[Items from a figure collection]

· · · ·

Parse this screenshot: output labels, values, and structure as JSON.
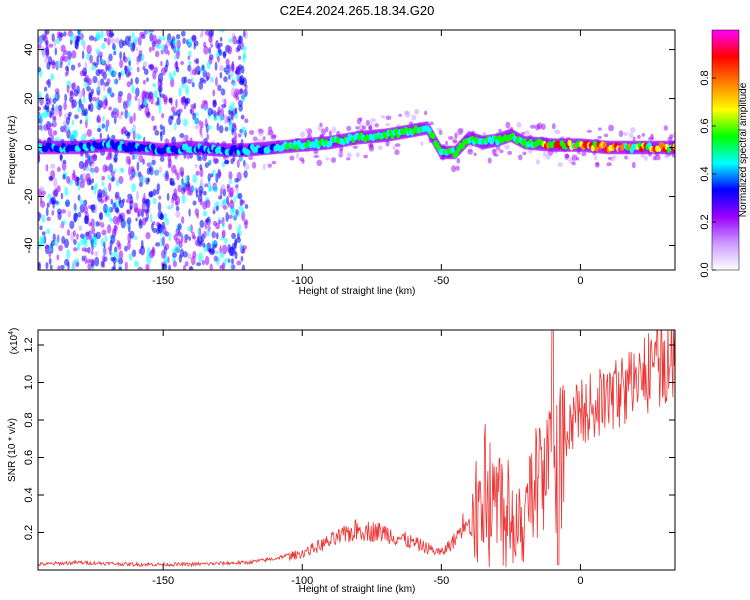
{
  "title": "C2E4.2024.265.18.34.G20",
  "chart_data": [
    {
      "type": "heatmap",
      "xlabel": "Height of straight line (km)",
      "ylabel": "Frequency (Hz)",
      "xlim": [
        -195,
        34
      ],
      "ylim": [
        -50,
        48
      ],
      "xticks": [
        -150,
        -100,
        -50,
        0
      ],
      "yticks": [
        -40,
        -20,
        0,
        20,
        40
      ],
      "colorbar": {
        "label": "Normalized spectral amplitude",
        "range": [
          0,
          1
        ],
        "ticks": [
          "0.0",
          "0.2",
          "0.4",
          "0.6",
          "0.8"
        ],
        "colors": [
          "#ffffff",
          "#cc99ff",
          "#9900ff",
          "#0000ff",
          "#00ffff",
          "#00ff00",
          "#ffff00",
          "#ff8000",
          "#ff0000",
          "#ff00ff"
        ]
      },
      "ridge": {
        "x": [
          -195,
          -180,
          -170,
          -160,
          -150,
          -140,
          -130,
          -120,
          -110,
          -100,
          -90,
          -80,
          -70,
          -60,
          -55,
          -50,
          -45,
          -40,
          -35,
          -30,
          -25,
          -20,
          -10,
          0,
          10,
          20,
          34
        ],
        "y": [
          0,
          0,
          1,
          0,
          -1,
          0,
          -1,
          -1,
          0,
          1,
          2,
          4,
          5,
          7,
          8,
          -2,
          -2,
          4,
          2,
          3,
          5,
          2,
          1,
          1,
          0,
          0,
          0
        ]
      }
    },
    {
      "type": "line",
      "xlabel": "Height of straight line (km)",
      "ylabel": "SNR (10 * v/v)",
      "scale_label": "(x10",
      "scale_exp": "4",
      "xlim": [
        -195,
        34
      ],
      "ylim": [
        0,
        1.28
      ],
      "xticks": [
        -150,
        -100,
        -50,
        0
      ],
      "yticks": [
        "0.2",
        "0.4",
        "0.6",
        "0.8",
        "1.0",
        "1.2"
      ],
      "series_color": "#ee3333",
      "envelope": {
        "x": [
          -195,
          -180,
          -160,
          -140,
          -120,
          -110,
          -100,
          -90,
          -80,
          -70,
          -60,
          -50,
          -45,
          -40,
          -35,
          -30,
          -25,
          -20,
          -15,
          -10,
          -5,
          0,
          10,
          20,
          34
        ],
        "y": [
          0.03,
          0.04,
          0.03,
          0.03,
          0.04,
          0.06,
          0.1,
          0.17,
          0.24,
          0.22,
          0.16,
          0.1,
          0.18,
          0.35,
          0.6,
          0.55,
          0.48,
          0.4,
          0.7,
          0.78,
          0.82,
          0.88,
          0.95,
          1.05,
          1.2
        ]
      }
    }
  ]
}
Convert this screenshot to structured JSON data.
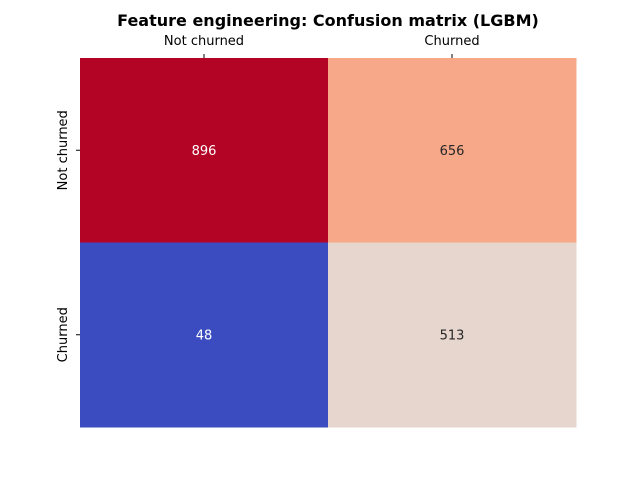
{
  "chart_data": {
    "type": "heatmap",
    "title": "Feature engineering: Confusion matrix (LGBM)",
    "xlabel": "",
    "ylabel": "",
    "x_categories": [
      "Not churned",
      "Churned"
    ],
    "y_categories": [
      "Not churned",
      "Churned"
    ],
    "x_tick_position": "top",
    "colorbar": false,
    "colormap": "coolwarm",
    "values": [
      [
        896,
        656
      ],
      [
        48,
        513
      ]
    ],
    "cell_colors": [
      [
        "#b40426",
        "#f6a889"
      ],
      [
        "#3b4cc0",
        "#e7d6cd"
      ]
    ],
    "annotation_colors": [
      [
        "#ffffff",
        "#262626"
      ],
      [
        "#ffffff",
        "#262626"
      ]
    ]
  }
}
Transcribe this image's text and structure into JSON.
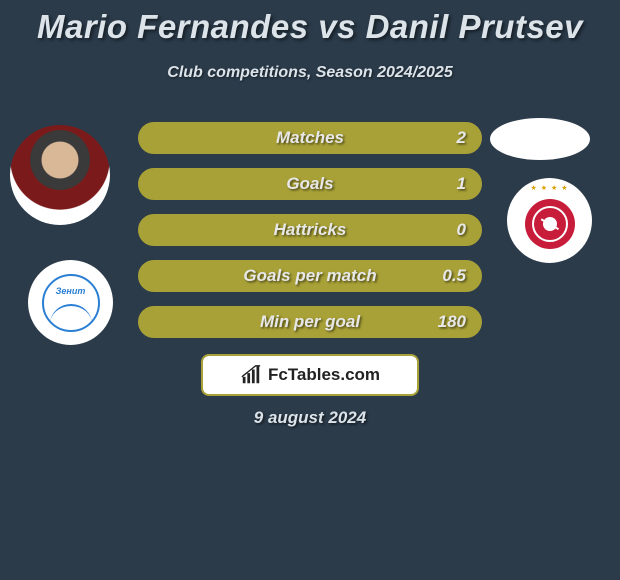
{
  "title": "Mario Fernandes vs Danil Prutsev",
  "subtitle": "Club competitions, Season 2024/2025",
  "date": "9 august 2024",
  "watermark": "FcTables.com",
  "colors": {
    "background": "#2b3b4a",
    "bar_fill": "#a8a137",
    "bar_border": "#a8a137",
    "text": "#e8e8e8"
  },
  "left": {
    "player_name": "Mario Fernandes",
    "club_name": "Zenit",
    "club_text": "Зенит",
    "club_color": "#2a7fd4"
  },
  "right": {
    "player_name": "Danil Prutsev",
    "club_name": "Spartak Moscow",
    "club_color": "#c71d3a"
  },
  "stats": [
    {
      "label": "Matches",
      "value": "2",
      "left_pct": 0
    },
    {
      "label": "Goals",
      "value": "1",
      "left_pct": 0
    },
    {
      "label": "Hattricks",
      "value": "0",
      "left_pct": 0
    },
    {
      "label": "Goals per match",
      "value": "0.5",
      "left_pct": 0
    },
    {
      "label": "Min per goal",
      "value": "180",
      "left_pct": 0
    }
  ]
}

· · · ·

--- EXERCISE TASK ---
Return every line of the preceding records in which the word "type" appears.

--- ANSWER FOR THIS EXERCISE ---
      "type": "heatmap",
      "type": "line",
    "type": "heatmap",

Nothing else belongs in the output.